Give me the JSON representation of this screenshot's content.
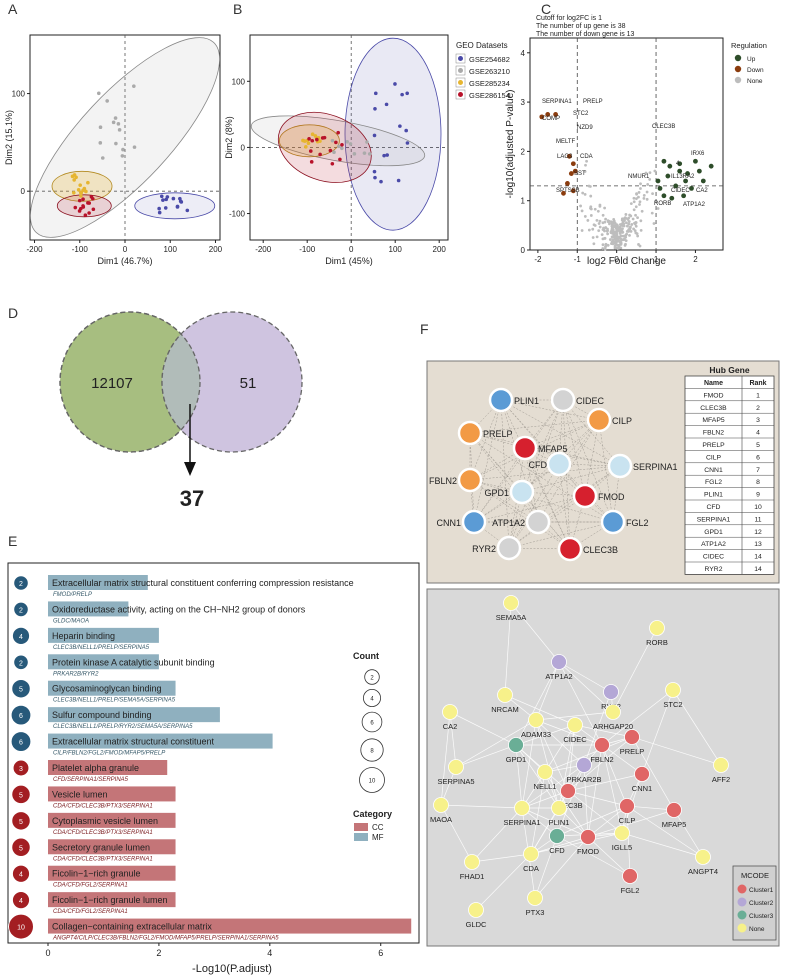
{
  "panel_labels": [
    "A",
    "B",
    "C",
    "D",
    "E",
    "F"
  ],
  "colors": {
    "geo1": "#4a4aa8",
    "geo2": "#aaaaaa",
    "geo3": "#e6b530",
    "geo4": "#b8122a",
    "up": "#2e4d2a",
    "down": "#8b3c0e",
    "none": "#bdbdbd",
    "cc": "#c47578",
    "mf": "#8fb0bf",
    "bubble_cc": "#a31e22",
    "bubble_mf": "#27597a",
    "venn_left": "#a7be80",
    "venn_right": "#cfc4e0",
    "venn_overlap": "#b1bcb9",
    "ppi_bg": "#e4ddd2",
    "mcode_bg": "#d9d9d9",
    "rank1": "#d6202e",
    "rank2": "#f29a45",
    "rank3": "#5b9bd5",
    "rank4": "#c9e3f0",
    "rank5": "#d3d3d3"
  },
  "chart_data": [
    {
      "id": "A",
      "type": "scatter",
      "xlabel": "Dim1 (46.7%)",
      "ylabel": "Dim2 (15.1%)",
      "xticks": [
        -200,
        -100,
        0,
        100,
        200
      ],
      "yticks": [
        0,
        100
      ],
      "xlim": [
        -210,
        210
      ],
      "ylim": [
        -50,
        160
      ]
    },
    {
      "id": "B",
      "type": "scatter",
      "xlabel": "Dim1 (45%)",
      "ylabel": "Dim2 (8%)",
      "xticks": [
        -200,
        -100,
        0,
        100,
        200
      ],
      "yticks": [
        -100,
        0,
        100
      ],
      "xlim": [
        -230,
        220
      ],
      "ylim": [
        -140,
        170
      ],
      "legend_title": "GEO Datasets",
      "series": [
        {
          "name": "GSE254682"
        },
        {
          "name": "GSE263210"
        },
        {
          "name": "GSE285234"
        },
        {
          "name": "GSE286154"
        }
      ]
    },
    {
      "id": "C",
      "type": "scatter",
      "notes": [
        "Cutoff for log2FC is 1",
        "The number of up gene is 38",
        "The number of down gene is 13"
      ],
      "xlabel": "log2 Fold Change",
      "ylabel": "-log10(adjusted P-value)",
      "xticks": [
        -2,
        -1,
        0,
        1,
        2
      ],
      "yticks": [
        0,
        1,
        2,
        3,
        4
      ],
      "xlim": [
        -2.2,
        2.7
      ],
      "ylim": [
        0,
        4.3
      ],
      "legend_title": "Regulation",
      "legend": [
        "Up",
        "Down",
        "None"
      ],
      "up_genes": [
        "CLEC3B",
        "IRX6",
        "NMUR1",
        "IL13RA2",
        "CIDEC",
        "CA2",
        "RORB",
        "ATP1A2",
        "4"
      ],
      "down_genes": [
        "SERPINA1",
        "PRELP",
        "STC2",
        "COMP",
        "NZD9",
        "MELTF",
        "LAG3",
        "CDA",
        "SST",
        "SPTSSB"
      ]
    },
    {
      "id": "D",
      "type": "venn",
      "left_count": "12107",
      "right_count": "51",
      "overlap_count": "37"
    },
    {
      "id": "E",
      "type": "bar",
      "xlabel": "-Log10(P.adjust)",
      "xticks": [
        0,
        2,
        4,
        6
      ],
      "xlim": [
        0,
        6.6
      ],
      "count_legend_title": "Count",
      "count_legend": [
        "2",
        "4",
        "6",
        "8",
        "10"
      ],
      "category_title": "Category",
      "categories": [
        "CC",
        "MF"
      ],
      "terms": [
        {
          "term": "Extracellular matrix structural constituent conferring compression resistance",
          "genes": "FMOD/PRELP",
          "value": 1.8,
          "count": "2",
          "category": "MF"
        },
        {
          "term": "Oxidoreductase activity, acting on the CH−NH2 group of donors",
          "genes": "GLDC/MAOA",
          "value": 1.45,
          "count": "2",
          "category": "MF"
        },
        {
          "term": "Heparin binding",
          "genes": "CLEC3B/NELL1/PRELP/SERPINA5",
          "value": 2.0,
          "count": "4",
          "category": "MF"
        },
        {
          "term": "Protein kinase A catalytic subunit binding",
          "genes": "PRKAR2B/RYR2",
          "value": 2.0,
          "count": "2",
          "category": "MF"
        },
        {
          "term": "Glycosaminoglycan binding",
          "genes": "CLEC3B/NELL1/PRELP/SEMA5A/SERPINA5",
          "value": 2.3,
          "count": "5",
          "category": "MF"
        },
        {
          "term": "Sulfur compound binding",
          "genes": "CLEC3B/NELL1/PRELP/RYR2/SEMA5A/SERPINA5",
          "value": 3.1,
          "count": "6",
          "category": "MF"
        },
        {
          "term": "Extracellular matrix structural constituent",
          "genes": "CILP/FBLN2/FGL2/FMOD/MFAP5/PRELP",
          "value": 4.05,
          "count": "6",
          "category": "MF"
        },
        {
          "term": "Platelet alpha granule",
          "genes": "CFD/SERPINA1/SERPINA5",
          "value": 2.15,
          "count": "3",
          "category": "CC"
        },
        {
          "term": "Vesicle lumen",
          "genes": "CDA/CFD/CLEC3B/PTX3/SERPINA1",
          "value": 2.3,
          "count": "5",
          "category": "CC"
        },
        {
          "term": "Cytoplasmic vesicle lumen",
          "genes": "CDA/CFD/CLEC3B/PTX3/SERPINA1",
          "value": 2.3,
          "count": "5",
          "category": "CC"
        },
        {
          "term": "Secretory granule lumen",
          "genes": "CDA/CFD/CLEC3B/PTX3/SERPINA1",
          "value": 2.3,
          "count": "5",
          "category": "CC"
        },
        {
          "term": "Ficolin−1−rich granule",
          "genes": "CDA/CFD/FGL2/SERPINA1",
          "value": 2.3,
          "count": "4",
          "category": "CC"
        },
        {
          "term": "Ficolin−1−rich granule lumen",
          "genes": "CDA/CFD/FGL2/SERPINA1",
          "value": 2.3,
          "count": "4",
          "category": "CC"
        },
        {
          "term": "Collagen−containing extracellular matrix",
          "genes": "ANGPT4/CILP/CLEC3B/FBLN2/FGL2/FMOD/MFAP5/PRELP/SERPINA1/SERPINA5",
          "value": 6.55,
          "count": "10",
          "category": "CC"
        }
      ]
    }
  ],
  "hub": {
    "title": "Hub Gene",
    "col_name": "Name",
    "col_rank": "Rank",
    "rows": [
      [
        "FMOD",
        "1"
      ],
      [
        "CLEC3B",
        "2"
      ],
      [
        "MFAP5",
        "3"
      ],
      [
        "FBLN2",
        "4"
      ],
      [
        "PRELP",
        "5"
      ],
      [
        "CILP",
        "6"
      ],
      [
        "CNN1",
        "7"
      ],
      [
        "FGL2",
        "8"
      ],
      [
        "PLIN1",
        "9"
      ],
      [
        "CFD",
        "10"
      ],
      [
        "SERPINA1",
        "11"
      ],
      [
        "GPD1",
        "12"
      ],
      [
        "ATP1A2",
        "13"
      ],
      [
        "CIDEC",
        "14"
      ],
      [
        "RYR2",
        "14"
      ]
    ],
    "nodes": [
      {
        "label": "PLIN1",
        "color": "rank3"
      },
      {
        "label": "CIDEC",
        "color": "rank5"
      },
      {
        "label": "CILP",
        "color": "rank2"
      },
      {
        "label": "PRELP",
        "color": "rank2"
      },
      {
        "label": "MFAP5",
        "color": "rank1"
      },
      {
        "label": "CFD",
        "color": "rank4"
      },
      {
        "label": "SERPINA1",
        "color": "rank4"
      },
      {
        "label": "FBLN2",
        "color": "rank2"
      },
      {
        "label": "GPD1",
        "color": "rank4"
      },
      {
        "label": "FMOD",
        "color": "rank1"
      },
      {
        "label": "CNN1",
        "color": "rank3"
      },
      {
        "label": "ATP1A2",
        "color": "rank5"
      },
      {
        "label": "FGL2",
        "color": "rank3"
      },
      {
        "label": "RYR2",
        "color": "rank5"
      },
      {
        "label": "CLEC3B",
        "color": "rank1"
      }
    ]
  },
  "mcode": {
    "legend_title": "MCODE",
    "legend": [
      {
        "label": "Cluster1",
        "color": "#e06666"
      },
      {
        "label": "Cluster2",
        "color": "#b4a7d6"
      },
      {
        "label": "Cluster3",
        "color": "#6aae96"
      },
      {
        "label": "None",
        "color": "#f7f18a"
      }
    ],
    "nodes": [
      {
        "label": "SEMA5A",
        "c": 3
      },
      {
        "label": "RORB",
        "c": 3
      },
      {
        "label": "ATP1A2",
        "c": 1
      },
      {
        "label": "STC2",
        "c": 3
      },
      {
        "label": "RYR2",
        "c": 1
      },
      {
        "label": "NRCAM",
        "c": 3
      },
      {
        "label": "ARHGAP20",
        "c": 3
      },
      {
        "label": "CA2",
        "c": 3
      },
      {
        "label": "ADAM33",
        "c": 3
      },
      {
        "label": "CIDEC",
        "c": 3
      },
      {
        "label": "PRELP",
        "c": 0
      },
      {
        "label": "GPD1",
        "c": 2
      },
      {
        "label": "FBLN2",
        "c": 0
      },
      {
        "label": "PRKAR2B",
        "c": 1
      },
      {
        "label": "AFF2",
        "c": 3
      },
      {
        "label": "SERPINA5",
        "c": 3
      },
      {
        "label": "NELL1",
        "c": 3
      },
      {
        "label": "CNN1",
        "c": 0
      },
      {
        "label": "CLEC3B",
        "c": 0
      },
      {
        "label": "MAOA",
        "c": 3
      },
      {
        "label": "SERPINA1",
        "c": 3
      },
      {
        "label": "PLIN1",
        "c": 3
      },
      {
        "label": "CILP",
        "c": 0
      },
      {
        "label": "MFAP5",
        "c": 0
      },
      {
        "label": "CFD",
        "c": 2
      },
      {
        "label": "FMOD",
        "c": 0
      },
      {
        "label": "IGLL5",
        "c": 3
      },
      {
        "label": "FHAD1",
        "c": 3
      },
      {
        "label": "CDA",
        "c": 3
      },
      {
        "label": "FGL2",
        "c": 0
      },
      {
        "label": "ANGPT4",
        "c": 3
      },
      {
        "label": "PTX3",
        "c": 3
      },
      {
        "label": "GLDC",
        "c": 3
      }
    ]
  }
}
───
# EXERCISE OBJECTIVE
From the records above, work out how many lines contain the string "rich". Give only the number.

# OUTPUT BELOW
2